> **Set problem**: Check each line of the records below for the word "downloads" and copy those where it appears.

> **Dataset**:
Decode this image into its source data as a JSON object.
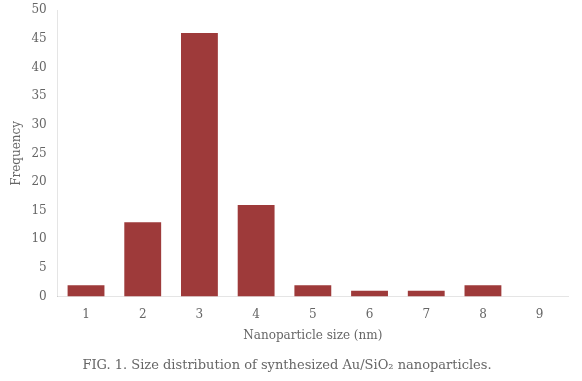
{
  "chart_data": {
    "type": "bar",
    "title": "FIG. 1. Size distribution of synthesized Au/SiO₂ nanoparticles.",
    "xlabel": "Nanoparticle size (nm)",
    "ylabel": "Frequency",
    "x": [
      1,
      2,
      3,
      4,
      5,
      6,
      7,
      8,
      9
    ],
    "values": [
      2,
      13,
      46,
      16,
      2,
      1,
      1,
      2,
      0
    ],
    "color": "#9e3a3a",
    "xlim": [
      0.5,
      9.5
    ],
    "xticks": [
      1,
      2,
      3,
      4,
      5,
      6,
      7,
      8,
      9
    ],
    "ylim": [
      0,
      50
    ],
    "yticks": [
      0,
      5,
      10,
      15,
      20,
      25,
      30,
      35,
      40,
      45,
      50
    ],
    "grid": false
  }
}
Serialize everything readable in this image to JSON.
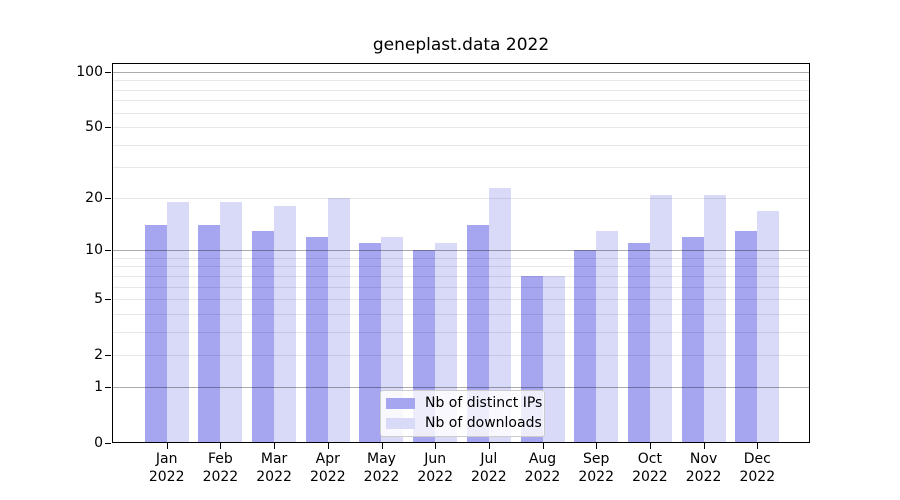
{
  "chart_data": {
    "type": "bar",
    "title": "geneplast.data 2022",
    "categories": [
      "Jan",
      "Feb",
      "Mar",
      "Apr",
      "May",
      "Jun",
      "Jul",
      "Aug",
      "Sep",
      "Oct",
      "Nov",
      "Dec"
    ],
    "x_tick_line2": "2022",
    "series": [
      {
        "name": "Nb of distinct IPs",
        "color": "#a5a5f0",
        "values": [
          14,
          14,
          13,
          12,
          11,
          10,
          14,
          7,
          10,
          11,
          12,
          13
        ]
      },
      {
        "name": "Nb of downloads",
        "color": "#d9d9f8",
        "values": [
          19,
          19,
          18,
          20,
          12,
          11,
          23,
          7,
          13,
          21,
          21,
          17
        ]
      }
    ],
    "y_axis": {
      "scale": "log1p",
      "tick_labels": [
        100,
        50,
        20,
        10,
        5,
        2,
        1,
        0
      ],
      "major_gridlines": [
        1,
        10,
        100
      ],
      "minor_gridlines": [
        2,
        3,
        4,
        5,
        6,
        7,
        8,
        9,
        20,
        30,
        40,
        50,
        60,
        70,
        80,
        90
      ],
      "top_value": 112
    },
    "legend": {
      "entries": [
        "Nb of distinct IPs",
        "Nb of downloads"
      ],
      "position": "bottom-center"
    },
    "colors": {
      "major_grid": "rgba(0,0,0,0.33)",
      "minor_grid": "rgba(0,0,0,0.09)",
      "spine": "#000000",
      "background": "#ffffff",
      "text": "#000000"
    }
  }
}
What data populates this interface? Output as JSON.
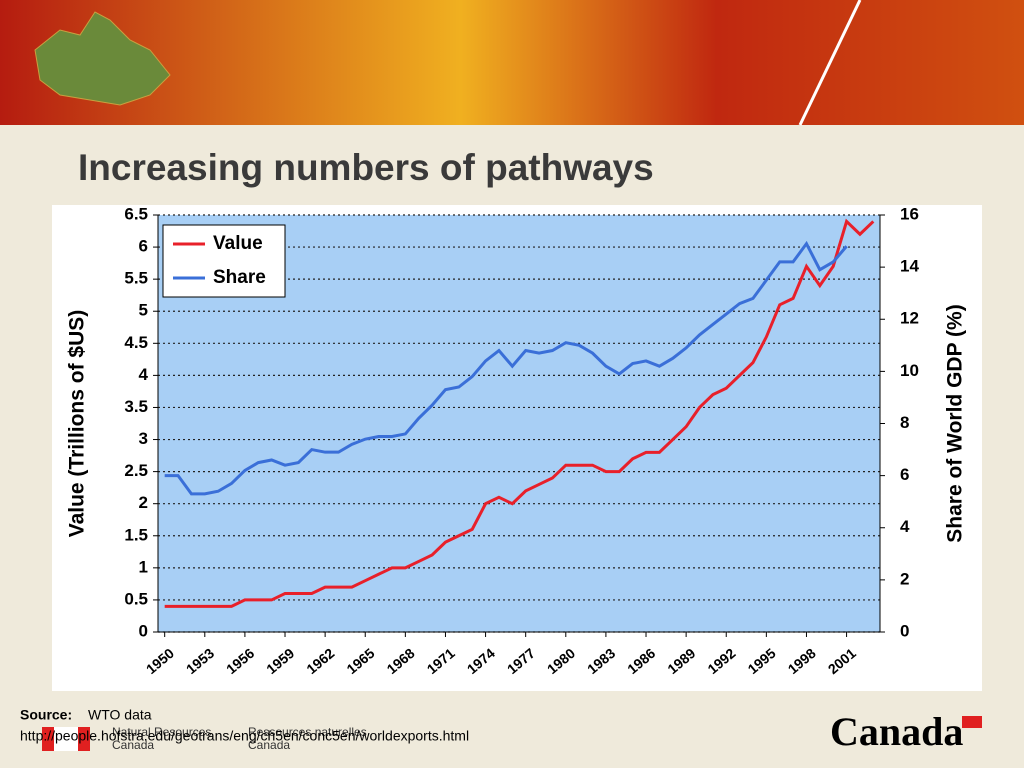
{
  "slide": {
    "title": "Increasing numbers of pathways",
    "source_label": "Source:",
    "source_text": "WTO data",
    "url": "http://people.hofstra.edu/geotrans/eng/ch5en/conc5en/worldexports.html",
    "dept_en": [
      "Natural Resources",
      "Canada"
    ],
    "dept_fr": [
      "Ressources naturelles",
      "Canada"
    ],
    "wordmark": "Canada"
  },
  "chart_data": {
    "type": "line",
    "x": [
      1950,
      1951,
      1952,
      1953,
      1954,
      1955,
      1956,
      1957,
      1958,
      1959,
      1960,
      1961,
      1962,
      1963,
      1964,
      1965,
      1966,
      1967,
      1968,
      1969,
      1970,
      1971,
      1972,
      1973,
      1974,
      1975,
      1976,
      1977,
      1978,
      1979,
      1980,
      1981,
      1982,
      1983,
      1984,
      1985,
      1986,
      1987,
      1988,
      1989,
      1990,
      1991,
      1992,
      1993,
      1994,
      1995,
      1996,
      1997,
      1998,
      1999,
      2000,
      2001,
      2002,
      2003
    ],
    "xlim": [
      1949.5,
      2003.5
    ],
    "xticks": [
      1950,
      1953,
      1956,
      1959,
      1962,
      1965,
      1968,
      1971,
      1974,
      1977,
      1980,
      1983,
      1986,
      1989,
      1992,
      1995,
      1998,
      2001
    ],
    "ylabel": "Value (Trillions of $US)",
    "y2label": "Share of World GDP (%)",
    "ylim": [
      0,
      6.5
    ],
    "yticks": [
      0,
      0.5,
      1,
      1.5,
      2,
      2.5,
      3,
      3.5,
      4,
      4.5,
      5,
      5.5,
      6,
      6.5
    ],
    "y2lim": [
      0,
      16
    ],
    "y2ticks": [
      0,
      2,
      4,
      6,
      8,
      10,
      12,
      14,
      16
    ],
    "grid": true,
    "legend": "upper left",
    "series": [
      {
        "name": "Value",
        "color": "#e8202a",
        "values": [
          0.4,
          0.4,
          0.4,
          0.4,
          0.4,
          0.4,
          0.5,
          0.5,
          0.5,
          0.6,
          0.6,
          0.6,
          0.7,
          0.7,
          0.7,
          0.8,
          0.9,
          1.0,
          1.0,
          1.1,
          1.2,
          1.4,
          1.5,
          1.6,
          2.0,
          2.1,
          2.0,
          2.2,
          2.3,
          2.4,
          2.6,
          2.6,
          2.6,
          2.5,
          2.5,
          2.7,
          2.8,
          2.8,
          3.0,
          3.2,
          3.5,
          3.7,
          3.8,
          4.0,
          4.2,
          4.6,
          5.1,
          5.2,
          5.7,
          5.4,
          5.7,
          6.4,
          6.2,
          6.4
        ]
      },
      {
        "name": "Share",
        "color": "#3a6fd8",
        "axis": "y2",
        "values": [
          6.0,
          6.0,
          5.3,
          5.3,
          5.4,
          5.7,
          6.2,
          6.5,
          6.6,
          6.4,
          6.5,
          7.0,
          6.9,
          6.9,
          7.2,
          7.4,
          7.5,
          7.5,
          7.6,
          8.2,
          8.7,
          9.3,
          9.4,
          9.8,
          10.4,
          10.8,
          10.2,
          10.8,
          10.7,
          10.8,
          11.1,
          11.0,
          10.7,
          10.2,
          9.9,
          10.3,
          10.4,
          10.2,
          10.5,
          10.9,
          11.4,
          11.8,
          12.2,
          12.6,
          12.8,
          13.5,
          14.2,
          14.2,
          14.9,
          13.9,
          14.2,
          14.8,
          null,
          null
        ]
      }
    ]
  }
}
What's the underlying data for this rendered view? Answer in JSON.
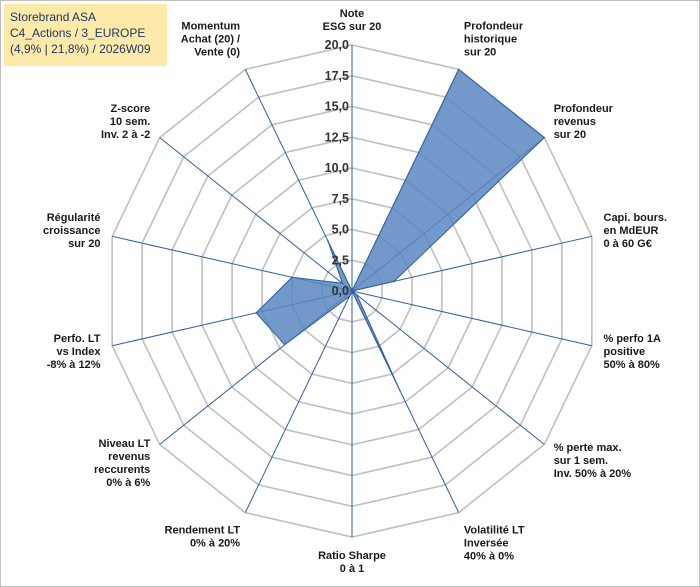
{
  "info_box": {
    "line1": "Storebrand ASA",
    "line2": "C4_Actions / 3_EUROPE",
    "line3": "(4,9% | 21,8%) / 2026W09"
  },
  "chart_data": {
    "type": "radar",
    "axes": [
      [
        "Note",
        "ESG sur 20"
      ],
      [
        "Profondeur",
        "historique",
        "sur 20"
      ],
      [
        "Profondeur",
        "revenus",
        "sur 20"
      ],
      [
        "Capi. bours.",
        "en MdEUR",
        "0 à 60 G€"
      ],
      [
        "% perfo 1A",
        "positive",
        "50% à 80%"
      ],
      [
        "% perte max.",
        "sur 1 sem.",
        "Inv. 50% à 20%"
      ],
      [
        "Volatilité LT",
        "Inversée",
        "40% à 0%"
      ],
      [
        "Ratio Sharpe",
        "0 à 1"
      ],
      [
        "Rendement LT",
        "0% à 20%"
      ],
      [
        "Niveau LT",
        "revenus",
        "reccurents",
        "0% à 6%"
      ],
      [
        "Perfo. LT",
        "vs Index",
        "-8% à 12%"
      ],
      [
        "Régularité",
        "croissance",
        "sur 20"
      ],
      [
        "Z-score",
        "10 sem.",
        "Inv. 2 à -2"
      ],
      [
        "Momentum",
        "Achat (20) /",
        "Vente (0)"
      ]
    ],
    "values": [
      0,
      20,
      20,
      3.5,
      0,
      0.5,
      9,
      0,
      0.5,
      7,
      8,
      5,
      1,
      4.5
    ],
    "rlim": [
      0,
      20
    ],
    "ticks": [
      "0,0",
      "2,5",
      "5,0",
      "7,5",
      "10,0",
      "12,5",
      "15,0",
      "17,5",
      "20,0"
    ],
    "fill_color": "#5b87c2",
    "stroke_color": "#2e5fa3",
    "grid_color": "#bfbfbf",
    "spoke_color": "#2e5fa3",
    "legend": "none"
  }
}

> **Exercise solution**:
        "name": "Nb of downloads",
        "Nb of downloads"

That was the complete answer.